What is expected: Take the material and output all of it exactly.

Records to use:
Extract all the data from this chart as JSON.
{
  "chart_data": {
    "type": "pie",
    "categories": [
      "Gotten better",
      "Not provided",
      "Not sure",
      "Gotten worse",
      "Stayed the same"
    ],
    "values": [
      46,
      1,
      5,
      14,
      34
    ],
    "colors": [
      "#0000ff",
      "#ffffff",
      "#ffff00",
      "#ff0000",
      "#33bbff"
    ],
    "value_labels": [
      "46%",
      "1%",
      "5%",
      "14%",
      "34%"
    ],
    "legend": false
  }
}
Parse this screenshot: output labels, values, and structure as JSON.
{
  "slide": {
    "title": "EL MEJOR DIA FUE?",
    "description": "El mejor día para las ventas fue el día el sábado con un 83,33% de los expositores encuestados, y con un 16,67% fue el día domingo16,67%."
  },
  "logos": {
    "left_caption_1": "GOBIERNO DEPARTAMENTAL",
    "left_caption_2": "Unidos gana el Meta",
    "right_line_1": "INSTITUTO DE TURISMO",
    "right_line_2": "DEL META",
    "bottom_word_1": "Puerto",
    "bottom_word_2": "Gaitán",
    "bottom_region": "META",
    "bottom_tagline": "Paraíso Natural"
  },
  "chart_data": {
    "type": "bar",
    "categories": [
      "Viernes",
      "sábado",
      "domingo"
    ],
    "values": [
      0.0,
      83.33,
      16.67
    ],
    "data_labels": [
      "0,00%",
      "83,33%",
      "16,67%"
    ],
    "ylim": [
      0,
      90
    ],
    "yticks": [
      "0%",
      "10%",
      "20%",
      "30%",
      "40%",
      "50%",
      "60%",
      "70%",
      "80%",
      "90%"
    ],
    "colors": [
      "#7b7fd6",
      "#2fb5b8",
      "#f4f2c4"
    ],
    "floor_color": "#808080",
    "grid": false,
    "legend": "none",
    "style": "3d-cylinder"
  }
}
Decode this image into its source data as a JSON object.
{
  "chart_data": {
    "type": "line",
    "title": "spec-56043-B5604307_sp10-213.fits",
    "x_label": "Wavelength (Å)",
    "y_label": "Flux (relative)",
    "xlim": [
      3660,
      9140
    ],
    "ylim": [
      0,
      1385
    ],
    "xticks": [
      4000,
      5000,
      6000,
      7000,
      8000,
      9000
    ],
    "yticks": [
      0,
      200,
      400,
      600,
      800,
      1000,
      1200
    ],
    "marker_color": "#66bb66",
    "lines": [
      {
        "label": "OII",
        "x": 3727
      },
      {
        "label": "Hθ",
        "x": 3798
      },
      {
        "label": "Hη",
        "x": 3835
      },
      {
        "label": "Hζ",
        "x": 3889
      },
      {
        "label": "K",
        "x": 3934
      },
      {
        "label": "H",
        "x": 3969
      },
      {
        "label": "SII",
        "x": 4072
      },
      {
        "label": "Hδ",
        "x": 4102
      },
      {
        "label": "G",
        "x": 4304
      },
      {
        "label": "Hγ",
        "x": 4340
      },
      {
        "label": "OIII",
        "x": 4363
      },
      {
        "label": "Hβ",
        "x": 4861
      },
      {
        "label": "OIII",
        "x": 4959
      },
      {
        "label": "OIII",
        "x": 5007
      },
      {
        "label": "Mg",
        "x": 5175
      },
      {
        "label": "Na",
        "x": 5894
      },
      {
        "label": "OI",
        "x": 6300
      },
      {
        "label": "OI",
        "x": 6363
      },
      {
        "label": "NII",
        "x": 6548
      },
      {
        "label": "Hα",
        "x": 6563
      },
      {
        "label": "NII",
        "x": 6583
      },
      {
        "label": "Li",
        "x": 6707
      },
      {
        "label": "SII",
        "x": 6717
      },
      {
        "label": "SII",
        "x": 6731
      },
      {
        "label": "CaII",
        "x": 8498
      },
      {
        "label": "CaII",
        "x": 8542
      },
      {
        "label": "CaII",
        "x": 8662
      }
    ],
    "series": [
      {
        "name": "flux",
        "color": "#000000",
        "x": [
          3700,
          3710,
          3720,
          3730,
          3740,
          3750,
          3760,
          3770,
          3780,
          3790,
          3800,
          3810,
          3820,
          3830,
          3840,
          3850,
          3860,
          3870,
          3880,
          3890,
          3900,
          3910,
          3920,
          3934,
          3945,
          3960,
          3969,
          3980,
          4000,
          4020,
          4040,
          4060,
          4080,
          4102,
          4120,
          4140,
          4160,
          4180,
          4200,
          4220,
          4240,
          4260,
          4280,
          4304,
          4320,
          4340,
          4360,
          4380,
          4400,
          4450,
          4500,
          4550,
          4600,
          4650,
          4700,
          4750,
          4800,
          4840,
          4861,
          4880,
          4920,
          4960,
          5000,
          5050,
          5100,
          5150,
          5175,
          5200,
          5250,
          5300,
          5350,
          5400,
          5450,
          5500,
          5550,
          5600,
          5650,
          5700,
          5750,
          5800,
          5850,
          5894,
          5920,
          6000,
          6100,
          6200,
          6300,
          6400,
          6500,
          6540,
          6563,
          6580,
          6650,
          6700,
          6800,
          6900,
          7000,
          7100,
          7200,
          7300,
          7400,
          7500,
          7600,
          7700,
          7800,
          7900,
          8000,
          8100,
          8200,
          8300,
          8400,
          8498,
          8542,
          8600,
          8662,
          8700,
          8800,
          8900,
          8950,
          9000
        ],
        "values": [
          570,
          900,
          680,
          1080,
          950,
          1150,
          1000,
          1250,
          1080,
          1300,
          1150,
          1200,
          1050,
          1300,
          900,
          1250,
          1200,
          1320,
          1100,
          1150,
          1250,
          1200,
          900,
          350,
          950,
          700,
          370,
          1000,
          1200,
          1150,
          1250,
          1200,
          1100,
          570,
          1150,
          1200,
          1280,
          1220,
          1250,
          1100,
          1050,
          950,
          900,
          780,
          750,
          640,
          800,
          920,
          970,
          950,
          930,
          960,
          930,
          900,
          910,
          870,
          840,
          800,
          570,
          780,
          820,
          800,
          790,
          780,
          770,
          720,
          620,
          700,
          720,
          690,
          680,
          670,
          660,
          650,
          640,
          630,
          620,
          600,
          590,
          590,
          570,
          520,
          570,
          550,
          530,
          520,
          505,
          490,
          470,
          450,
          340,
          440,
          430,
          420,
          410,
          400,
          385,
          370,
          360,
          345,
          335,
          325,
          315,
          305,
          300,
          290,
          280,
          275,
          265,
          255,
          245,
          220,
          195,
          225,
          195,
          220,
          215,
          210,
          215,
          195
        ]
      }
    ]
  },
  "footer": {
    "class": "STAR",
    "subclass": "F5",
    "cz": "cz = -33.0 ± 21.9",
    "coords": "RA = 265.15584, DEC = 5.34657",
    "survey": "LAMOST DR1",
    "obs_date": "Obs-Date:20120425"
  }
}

The answer:
Extract all the data from this chart as JSON.
{
  "chart_data": {
    "type": "pie",
    "categories": [
      "Gotten better",
      "Not provided",
      "Not sure",
      "Gotten worse",
      "Stayed the same"
    ],
    "values": [
      46,
      1,
      5,
      14,
      34
    ],
    "colors": [
      "#0000ff",
      "#ffffff",
      "#ffff00",
      "#ff0000",
      "#33bbff"
    ],
    "value_labels": [
      "46%",
      "1%",
      "5%",
      "14%",
      "34%"
    ],
    "legend": false
  }
}
Parse this screenshot: output labels, values, and structure as JSON.
{
  "slide": {
    "title": "EL MEJOR DIA FUE?",
    "description": "El mejor día para las ventas fue el día el sábado con un 83,33% de los expositores encuestados, y con un 16,67% fue el día domingo16,67%."
  },
  "logos": {
    "left_caption_1": "GOBIERNO DEPARTAMENTAL",
    "left_caption_2": "Unidos gana el Meta",
    "right_line_1": "INSTITUTO DE TURISMO",
    "right_line_2": "DEL META",
    "bottom_word_1": "Puerto",
    "bottom_word_2": "Gaitán",
    "bottom_region": "META",
    "bottom_tagline": "Paraíso Natural"
  },
  "chart_data": {
    "type": "bar",
    "categories": [
      "Viernes",
      "sábado",
      "domingo"
    ],
    "values": [
      0.0,
      83.33,
      16.67
    ],
    "data_labels": [
      "0,00%",
      "83,33%",
      "16,67%"
    ],
    "ylim": [
      0,
      90
    ],
    "yticks": [
      "0%",
      "10%",
      "20%",
      "30%",
      "40%",
      "50%",
      "60%",
      "70%",
      "80%",
      "90%"
    ],
    "colors": [
      "#7b7fd6",
      "#2fb5b8",
      "#f4f2c4"
    ],
    "floor_color": "#808080",
    "grid": false,
    "legend": "none",
    "style": "3d-cylinder"
  }
}
Decode this image into its source data as a JSON object.
{
  "chart_data": {
    "type": "line",
    "title": "spec-56043-B5604307_sp10-213.fits",
    "x_label": "Wavelength (Å)",
    "y_label": "Flux (relative)",
    "xlim": [
      3660,
      9140
    ],
    "ylim": [
      0,
      1385
    ],
    "xticks": [
      4000,
      5000,
      6000,
      7000,
      8000,
      9000
    ],
    "yticks": [
      0,
      200,
      400,
      600,
      800,
      1000,
      1200
    ],
    "marker_color": "#66bb66",
    "lines": [
      {
        "label": "OII",
        "x": 3727
      },
      {
        "label": "Hθ",
        "x": 3798
      },
      {
        "label": "Hη",
        "x": 3835
      },
      {
        "label": "Hζ",
        "x": 3889
      },
      {
        "label": "K",
        "x": 3934
      },
      {
        "label": "H",
        "x": 3969
      },
      {
        "label": "SII",
        "x": 4072
      },
      {
        "label": "Hδ",
        "x": 4102
      },
      {
        "label": "G",
        "x": 4304
      },
      {
        "label": "Hγ",
        "x": 4340
      },
      {
        "label": "OIII",
        "x": 4363
      },
      {
        "label": "Hβ",
        "x": 4861
      },
      {
        "label": "OIII",
        "x": 4959
      },
      {
        "label": "OIII",
        "x": 5007
      },
      {
        "label": "Mg",
        "x": 5175
      },
      {
        "label": "Na",
        "x": 5894
      },
      {
        "label": "OI",
        "x": 6300
      },
      {
        "label": "OI",
        "x": 6363
      },
      {
        "label": "NII",
        "x": 6548
      },
      {
        "label": "Hα",
        "x": 6563
      },
      {
        "label": "NII",
        "x": 6583
      },
      {
        "label": "Li",
        "x": 6707
      },
      {
        "label": "SII",
        "x": 6717
      },
      {
        "label": "SII",
        "x": 6731
      },
      {
        "label": "CaII",
        "x": 8498
      },
      {
        "label": "CaII",
        "x": 8542
      },
      {
        "label": "CaII",
        "x": 8662
      }
    ],
    "series": [
      {
        "name": "flux",
        "color": "#000000",
        "x": [
          3700,
          3710,
          3720,
          3730,
          3740,
          3750,
          3760,
          3770,
          3780,
          3790,
          3800,
          3810,
          3820,
          3830,
          3840,
          3850,
          3860,
          3870,
          3880,
          3890,
          3900,
          3910,
          3920,
          3934,
          3945,
          3960,
          3969,
          3980,
          4000,
          4020,
          4040,
          4060,
          4080,
          4102,
          4120,
          4140,
          4160,
          4180,
          4200,
          4220,
          4240,
          4260,
          4280,
          4304,
          4320,
          4340,
          4360,
          4380,
          4400,
          4450,
          4500,
          4550,
          4600,
          4650,
          4700,
          4750,
          4800,
          4840,
          4861,
          4880,
          4920,
          4960,
          5000,
          5050,
          5100,
          5150,
          5175,
          5200,
          5250,
          5300,
          5350,
          5400,
          5450,
          5500,
          5550,
          5600,
          5650,
          5700,
          5750,
          5800,
          5850,
          5894,
          5920,
          6000,
          6100,
          6200,
          6300,
          6400,
          6500,
          6540,
          6563,
          6580,
          6650,
          6700,
          6800,
          6900,
          7000,
          7100,
          7200,
          7300,
          7400,
          7500,
          7600,
          7700,
          7800,
          7900,
          8000,
          8100,
          8200,
          8300,
          8400,
          8498,
          8542,
          8600,
          8662,
          8700,
          8800,
          8900,
          8950,
          9000
        ],
        "values": [
          570,
          900,
          680,
          1080,
          950,
          1150,
          1000,
          1250,
          1080,
          1300,
          1150,
          1200,
          1050,
          1300,
          900,
          1250,
          1200,
          1320,
          1100,
          1150,
          1250,
          1200,
          900,
          350,
          950,
          700,
          370,
          1000,
          1200,
          1150,
          1250,
          1200,
          1100,
          570,
          1150,
          1200,
          1280,
          1220,
          1250,
          1100,
          1050,
          950,
          900,
          780,
          750,
          640,
          800,
          920,
          970,
          950,
          930,
          960,
          930,
          900,
          910,
          870,
          840,
          800,
          570,
          780,
          820,
          800,
          790,
          780,
          770,
          720,
          620,
          700,
          720,
          690,
          680,
          670,
          660,
          650,
          640,
          630,
          620,
          600,
          590,
          590,
          570,
          520,
          570,
          550,
          530,
          520,
          505,
          490,
          470,
          450,
          340,
          440,
          430,
          420,
          410,
          400,
          385,
          370,
          360,
          345,
          335,
          325,
          315,
          305,
          300,
          290,
          280,
          275,
          265,
          255,
          245,
          220,
          195,
          225,
          195,
          220,
          215,
          210,
          215,
          195
        ]
      }
    ]
  },
  "footer": {
    "class": "STAR",
    "subclass": "F5",
    "cz": "cz = -33.0 ± 21.9",
    "coords": "RA = 265.15584, DEC = 5.34657",
    "survey": "LAMOST DR1",
    "obs_date": "Obs-Date:20120425"
  }
}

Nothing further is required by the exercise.